**Exercise**
Make an exact transcription of the material, leaving out all images.

**Exercise materials**
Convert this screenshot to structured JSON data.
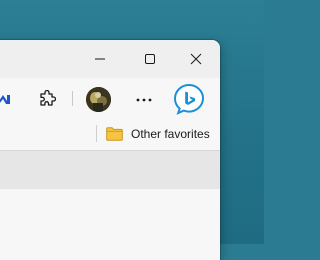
{
  "window": {
    "caption_buttons": {
      "minimize_icon": "minimize-icon",
      "maximize_icon": "maximize-icon",
      "close_icon": "close-icon"
    }
  },
  "toolbar": {
    "items": [
      {
        "icon": "extension-icon-partial"
      },
      {
        "icon": "puzzle-icon"
      },
      {
        "icon": "profile-avatar"
      },
      {
        "icon": "more-icon"
      },
      {
        "icon": "bing-chat-icon"
      }
    ]
  },
  "favorites_bar": {
    "other_favorites_label": "Other favorites",
    "folder_icon": "folder-icon",
    "folder_color": "#f5c542"
  },
  "colors": {
    "desktop": "#2b7c92",
    "bing_accent": "#1a8fd8"
  }
}
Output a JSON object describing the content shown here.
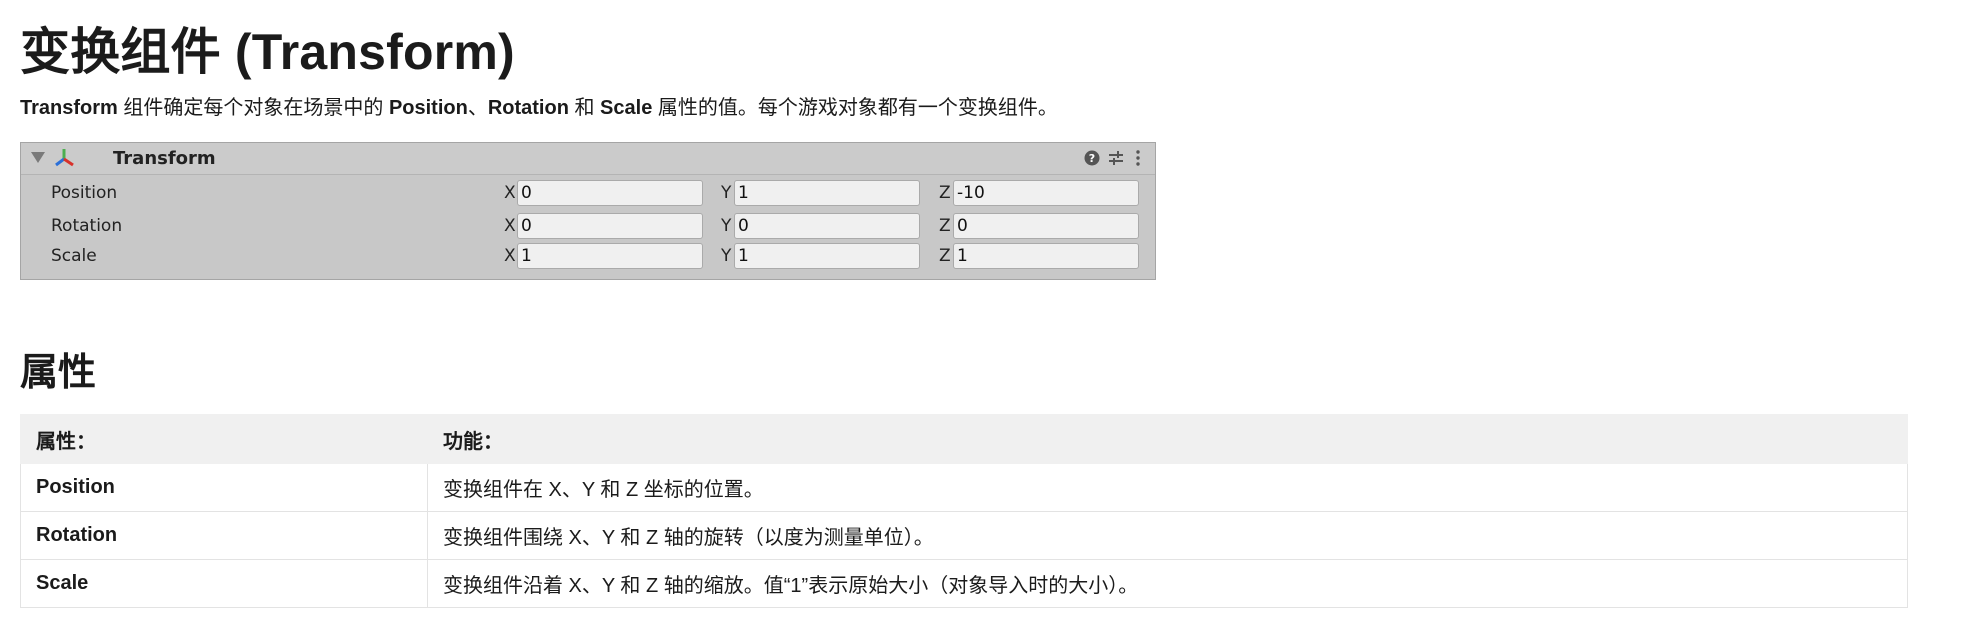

**Written answer**
Convert this screenshot to structured JSON data.
{
  "window": {
    "caption_buttons": {
      "minimize_icon": "minimize-icon",
      "maximize_icon": "maximize-icon",
      "close_icon": "close-icon"
    }
  },
  "toolbar": {
    "items": [
      {
        "icon": "extension-icon-partial"
      },
      {
        "icon": "puzzle-icon"
      },
      {
        "icon": "profile-avatar"
      },
      {
        "icon": "more-icon"
      },
      {
        "icon": "bing-chat-icon"
      }
    ]
  },
  "favorites_bar": {
    "other_favorites_label": "Other favorites",
    "folder_icon": "folder-icon",
    "folder_color": "#f5c542"
  },
  "colors": {
    "desktop": "#2b7c92",
    "bing_accent": "#1a8fd8"
  }
}
Output a JSON object describing the content shown here.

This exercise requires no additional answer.